**WHAT THIS TASK INVOLVES:** Return the count of lines with the string "xlabel" in them, and nothing else.

[Part of a data file]

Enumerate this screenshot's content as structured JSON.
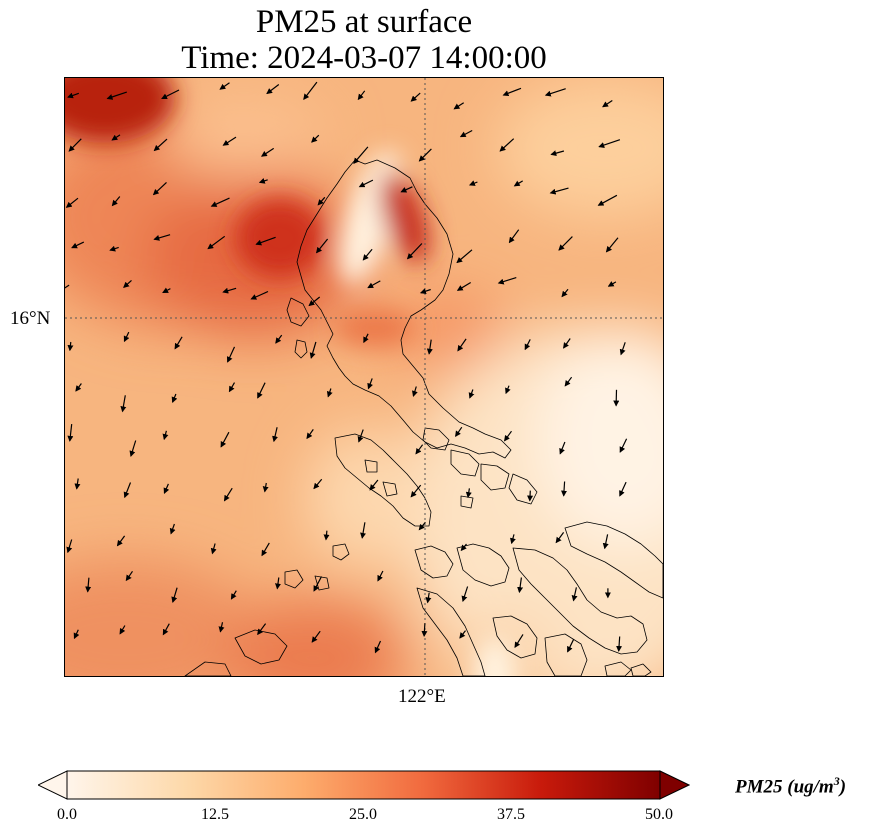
{
  "title": {
    "line1": "PM25 at surface",
    "line2": "Time: 2024-03-07 14:00:00"
  },
  "axes": {
    "lat_tick": "16°N",
    "lon_tick": "122°E"
  },
  "colorbar": {
    "label_prefix": "PM25 (ug/m",
    "label_exponent": "3",
    "label_suffix": ")",
    "ticks": [
      "0.0",
      "12.5",
      "25.0",
      "37.5",
      "50.0"
    ],
    "min": 0,
    "max": 50,
    "colors": [
      "#fff5eb",
      "#fdd9aa",
      "#fdac6c",
      "#f16a3e",
      "#c81a0b",
      "#7f0000"
    ],
    "extend": "both"
  },
  "map": {
    "variable": "PM25",
    "colormap": "OrRd",
    "gridlines": "dotted",
    "wind_vectors": true,
    "coastlines": true
  }
}
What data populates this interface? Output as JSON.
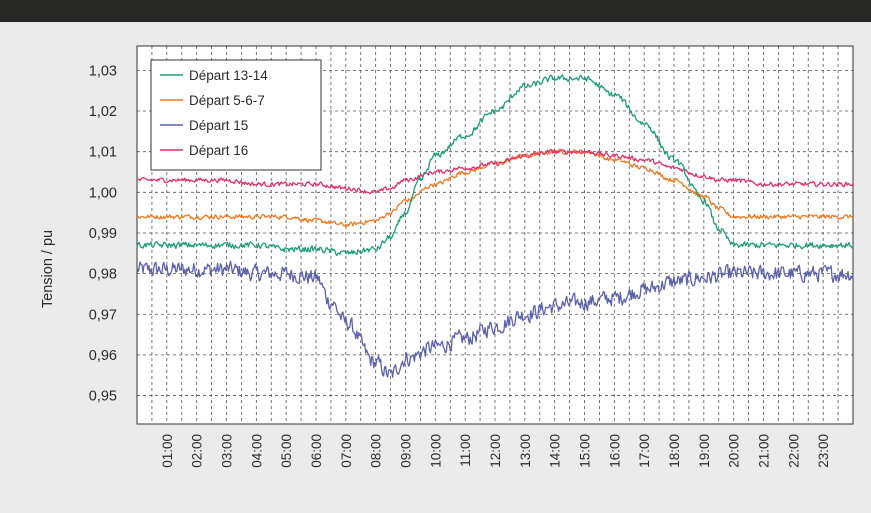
{
  "chart_data": {
    "type": "line",
    "title": "",
    "xlabel": "",
    "ylabel": "Tension / pu",
    "ylim": [
      0.943,
      1.036
    ],
    "xlim": [
      0,
      24
    ],
    "grid": true,
    "legend_position": "top-left",
    "y_ticks": [
      0.95,
      0.96,
      0.97,
      0.98,
      0.99,
      1.0,
      1.01,
      1.02,
      1.03
    ],
    "y_tick_labels": [
      "0,95",
      "0,96",
      "0,97",
      "0,98",
      "0,99",
      "1,00",
      "1,01",
      "1,02",
      "1,03"
    ],
    "x_ticks": [
      1,
      2,
      3,
      4,
      5,
      6,
      7,
      8,
      9,
      10,
      11,
      12,
      13,
      14,
      15,
      16,
      17,
      18,
      19,
      20,
      21,
      22,
      23
    ],
    "x_tick_labels": [
      "01:00",
      "02:00",
      "03:00",
      "04:00",
      "05:00",
      "06:00",
      "07:00",
      "08:00",
      "09:00",
      "10:00",
      "11:00",
      "12:00",
      "13:00",
      "14:00",
      "15:00",
      "16:00",
      "17:00",
      "18:00",
      "19:00",
      "20:00",
      "21:00",
      "22:00",
      "23:00"
    ],
    "x_unit": "hours",
    "series": [
      {
        "name": "Départ 13-14",
        "color": "#1e9e7c",
        "noise": 0.0007,
        "x": [
          0,
          1,
          2,
          3,
          4,
          5,
          6,
          7,
          8,
          8.5,
          9,
          9.5,
          10,
          11,
          12,
          13,
          14,
          15,
          16,
          17,
          18,
          19,
          19.5,
          20,
          21,
          22,
          23,
          24
        ],
        "y": [
          0.987,
          0.987,
          0.987,
          0.987,
          0.987,
          0.986,
          0.986,
          0.985,
          0.986,
          0.989,
          0.995,
          1.003,
          1.009,
          1.014,
          1.02,
          1.026,
          1.028,
          1.028,
          1.024,
          1.017,
          1.008,
          0.998,
          0.991,
          0.987,
          0.987,
          0.987,
          0.987,
          0.987
        ]
      },
      {
        "name": "Départ 5-6-7",
        "color": "#f07a21",
        "noise": 0.0005,
        "x": [
          0,
          1,
          2,
          3,
          4,
          5,
          6,
          7,
          8,
          8.5,
          9,
          10,
          11,
          12,
          13,
          14,
          15,
          16,
          17,
          18,
          19,
          19.5,
          20,
          21,
          22,
          23,
          24
        ],
        "y": [
          0.994,
          0.994,
          0.994,
          0.994,
          0.994,
          0.994,
          0.993,
          0.992,
          0.993,
          0.995,
          0.998,
          1.002,
          1.005,
          1.007,
          1.009,
          1.01,
          1.01,
          1.008,
          1.006,
          1.003,
          0.999,
          0.996,
          0.994,
          0.994,
          0.994,
          0.994,
          0.994
        ]
      },
      {
        "name": "Départ 15",
        "color": "#5c61ab",
        "noise": 0.0018,
        "x": [
          0,
          1,
          2,
          3,
          4,
          5,
          6,
          6.5,
          7,
          8,
          8.5,
          9,
          10,
          11,
          12,
          13,
          14,
          15,
          16,
          17,
          18,
          19,
          20,
          21,
          22,
          23,
          24
        ],
        "y": [
          0.981,
          0.981,
          0.981,
          0.981,
          0.98,
          0.98,
          0.979,
          0.973,
          0.968,
          0.958,
          0.955,
          0.959,
          0.962,
          0.964,
          0.967,
          0.97,
          0.972,
          0.973,
          0.974,
          0.976,
          0.978,
          0.979,
          0.98,
          0.98,
          0.98,
          0.98,
          0.98
        ]
      },
      {
        "name": "Départ 16",
        "color": "#e3306e",
        "noise": 0.0005,
        "x": [
          0,
          1,
          2,
          3,
          4,
          5,
          6,
          7,
          8,
          8.5,
          9,
          10,
          11,
          12,
          13,
          14,
          15,
          16,
          17,
          18,
          19,
          19.5,
          20,
          21,
          22,
          23,
          24
        ],
        "y": [
          1.003,
          1.003,
          1.003,
          1.003,
          1.002,
          1.002,
          1.002,
          1.001,
          1.0,
          1.001,
          1.003,
          1.005,
          1.006,
          1.007,
          1.009,
          1.01,
          1.01,
          1.009,
          1.008,
          1.006,
          1.004,
          1.003,
          1.003,
          1.002,
          1.002,
          1.002,
          1.002
        ]
      }
    ]
  }
}
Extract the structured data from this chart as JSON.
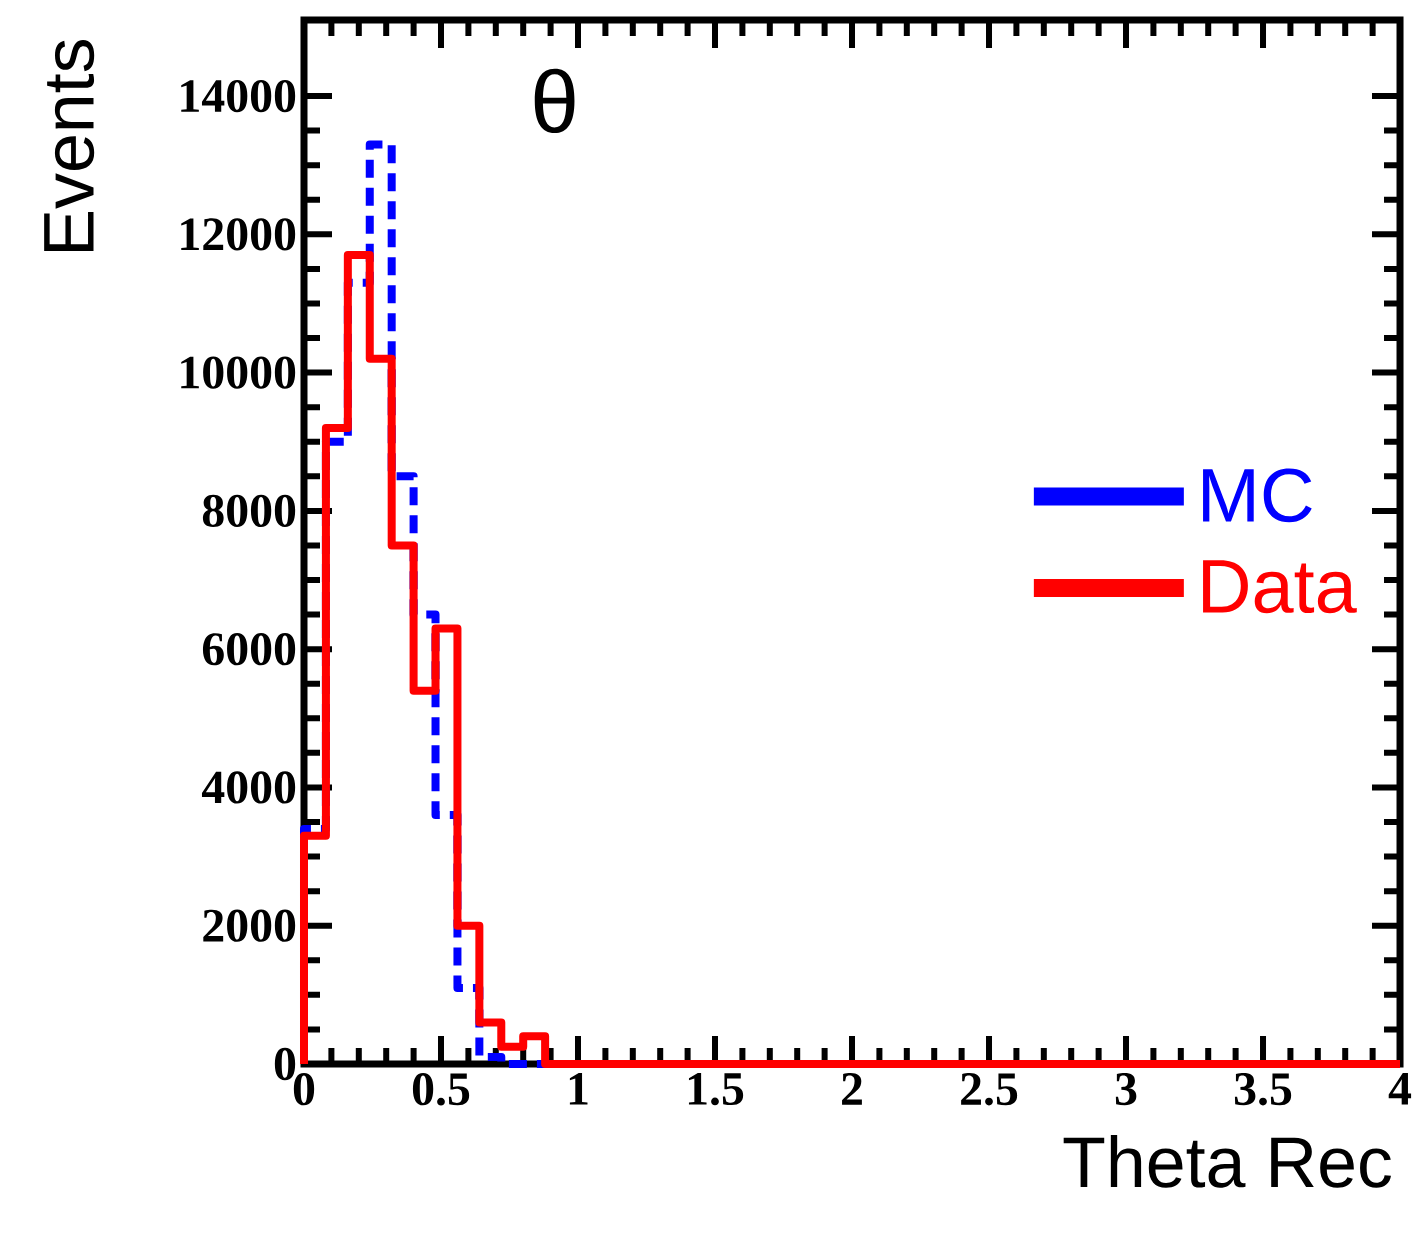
{
  "chart_data": {
    "type": "histogram",
    "title": "θ",
    "xlabel": "Theta Rec",
    "ylabel": "Events",
    "bins": [
      0,
      0.08,
      0.16,
      0.24,
      0.32,
      0.4,
      0.48,
      0.56,
      0.64,
      0.72,
      0.8,
      0.88,
      0.96,
      1.04,
      1.12,
      1.2,
      1.28,
      1.36,
      1.44,
      1.52,
      1.6,
      1.68,
      1.76,
      1.84,
      1.92,
      2,
      2.08,
      2.16,
      2.24,
      2.32,
      2.4,
      2.48,
      2.56,
      2.64,
      2.72,
      2.8,
      2.88,
      2.96,
      3.04,
      3.12,
      3.2,
      3.28,
      3.36,
      3.44,
      3.52,
      3.6,
      3.68,
      3.76,
      3.84,
      3.92,
      4
    ],
    "series": [
      {
        "name": "MC",
        "color": "#0000ff",
        "line_style": "dashed",
        "values": [
          3400,
          9000,
          11300,
          13300,
          8500,
          6500,
          3600,
          1100,
          100,
          0,
          0,
          0,
          0,
          0,
          0,
          0,
          0,
          0,
          0,
          0,
          0,
          0,
          0,
          0,
          0,
          0,
          0,
          0,
          0,
          0,
          0,
          0,
          0,
          0,
          0,
          0,
          0,
          0,
          0,
          0,
          0,
          0,
          0,
          0,
          0,
          0,
          0,
          0,
          0,
          0
        ]
      },
      {
        "name": "Data",
        "color": "#ff0000",
        "line_style": "solid",
        "values": [
          3300,
          9200,
          11700,
          10200,
          7500,
          5400,
          6300,
          2000,
          600,
          250,
          400,
          0,
          0,
          0,
          0,
          0,
          0,
          0,
          0,
          0,
          0,
          0,
          0,
          0,
          0,
          0,
          0,
          0,
          0,
          0,
          0,
          0,
          0,
          0,
          0,
          0,
          0,
          0,
          0,
          0,
          0,
          0,
          0,
          0,
          0,
          0,
          0,
          0,
          0,
          0
        ]
      }
    ],
    "xlim": [
      0,
      4
    ],
    "ylim": [
      0,
      15100
    ],
    "xticks": [
      0,
      0.5,
      1,
      1.5,
      2,
      2.5,
      3,
      3.5,
      4
    ],
    "yticks": [
      0,
      2000,
      4000,
      6000,
      8000,
      10000,
      12000,
      14000
    ],
    "legend": "right",
    "grid": false
  }
}
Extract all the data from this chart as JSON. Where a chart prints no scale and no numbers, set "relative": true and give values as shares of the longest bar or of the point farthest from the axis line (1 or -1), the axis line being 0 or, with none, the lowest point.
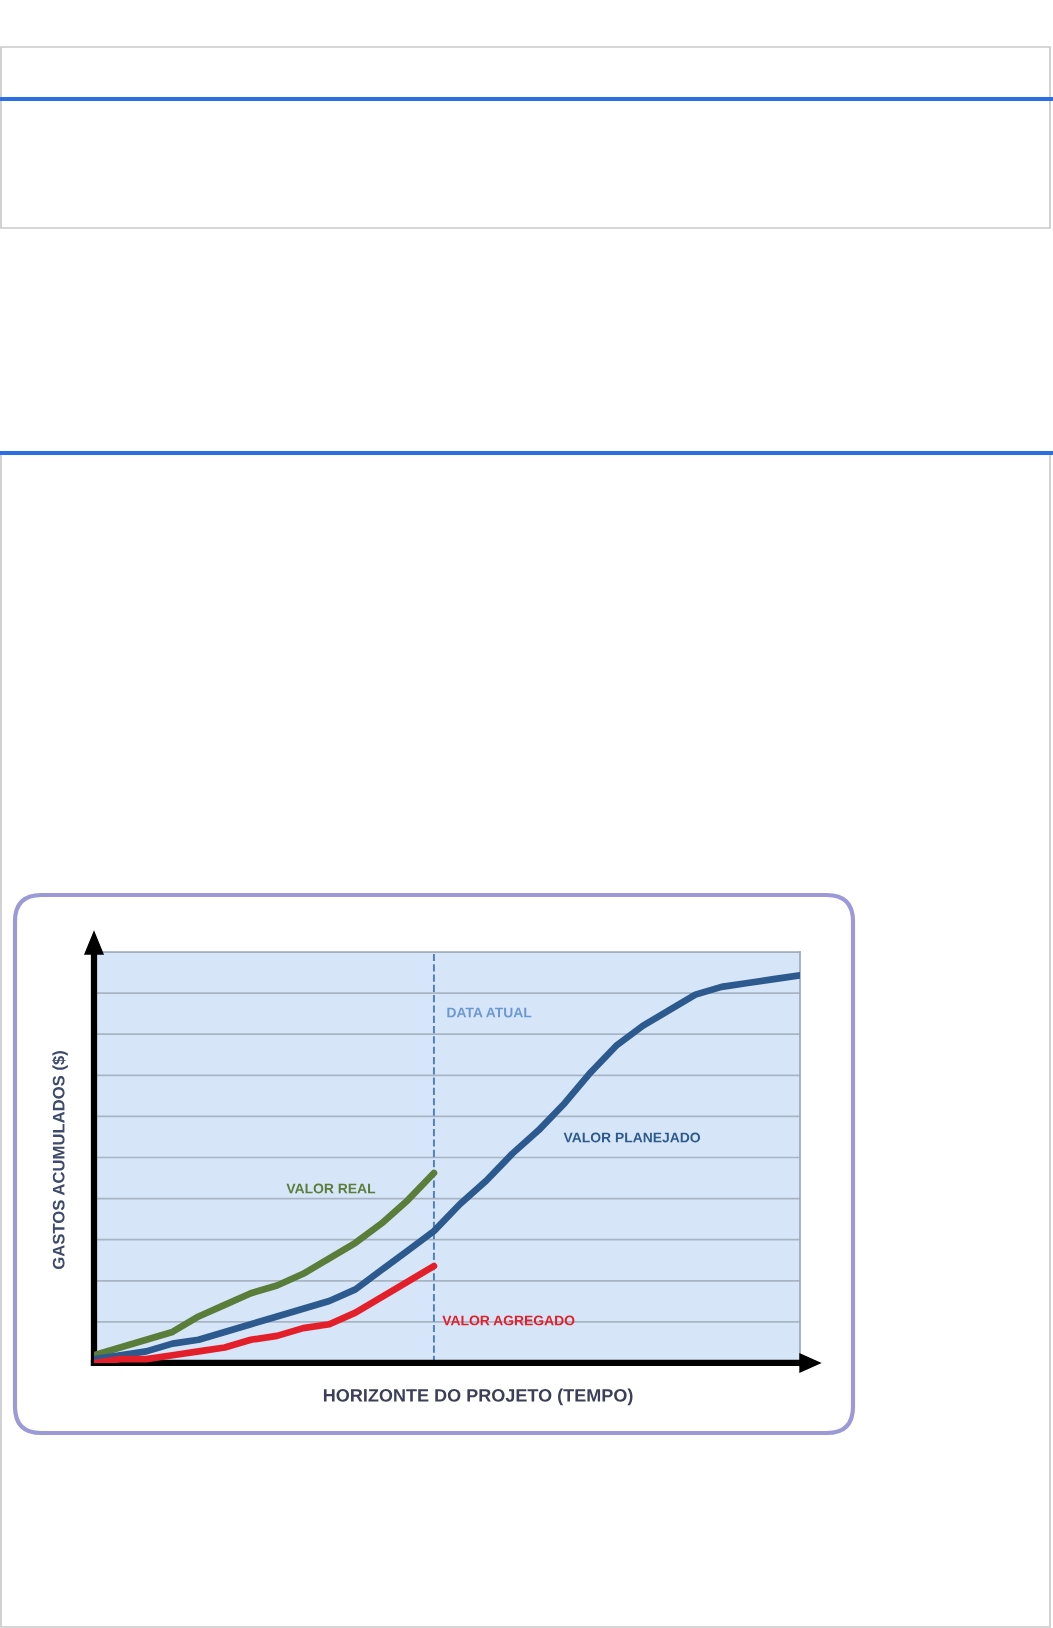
{
  "chart_data": {
    "type": "line",
    "relative": true,
    "xlabel": "HORIZONTE DO PROJETO (TEMPO)",
    "ylabel": "GASTOS ACUMULADOS ($)",
    "grid": "y",
    "line_style": "solid",
    "categories": [
      null,
      null,
      null,
      null,
      null,
      null,
      null,
      null,
      null,
      null,
      null,
      null,
      null,
      null,
      null,
      null,
      null,
      null,
      null,
      null,
      null,
      null,
      null,
      null,
      null,
      null,
      null,
      null
    ],
    "series": [
      {
        "name": "VALOR REAL",
        "color": "#5a7d3a",
        "values": [
          0.02,
          0.04,
          0.06,
          0.08,
          0.12,
          0.15,
          0.18,
          0.2,
          0.23,
          0.27,
          0.31,
          0.36,
          0.42,
          0.49,
          null,
          null,
          null,
          null,
          null,
          null,
          null,
          null,
          null,
          null,
          null,
          null,
          null,
          null
        ]
      },
      {
        "name": "VALOR PLANEJADO",
        "color": "#2d5a8e",
        "values": [
          0.01,
          0.02,
          0.03,
          0.05,
          0.06,
          0.08,
          0.1,
          0.12,
          0.14,
          0.16,
          0.19,
          0.24,
          0.29,
          0.34,
          0.41,
          0.47,
          0.54,
          0.6,
          0.67,
          0.75,
          0.82,
          0.87,
          0.91,
          0.95,
          0.97,
          0.98,
          0.99,
          1
        ]
      },
      {
        "name": "VALOR AGREGADO",
        "color": "#e3202a",
        "values": [
          0,
          0.01,
          0.01,
          0.02,
          0.03,
          0.04,
          0.06,
          0.07,
          0.09,
          0.1,
          0.13,
          0.17,
          0.21,
          0.25,
          null,
          null,
          null,
          null,
          null,
          null,
          null,
          null,
          null,
          null,
          null,
          null,
          null,
          null
        ]
      }
    ],
    "annotations": [
      "DATA ATUAL"
    ]
  }
}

**WRITTEN REPLY:** 3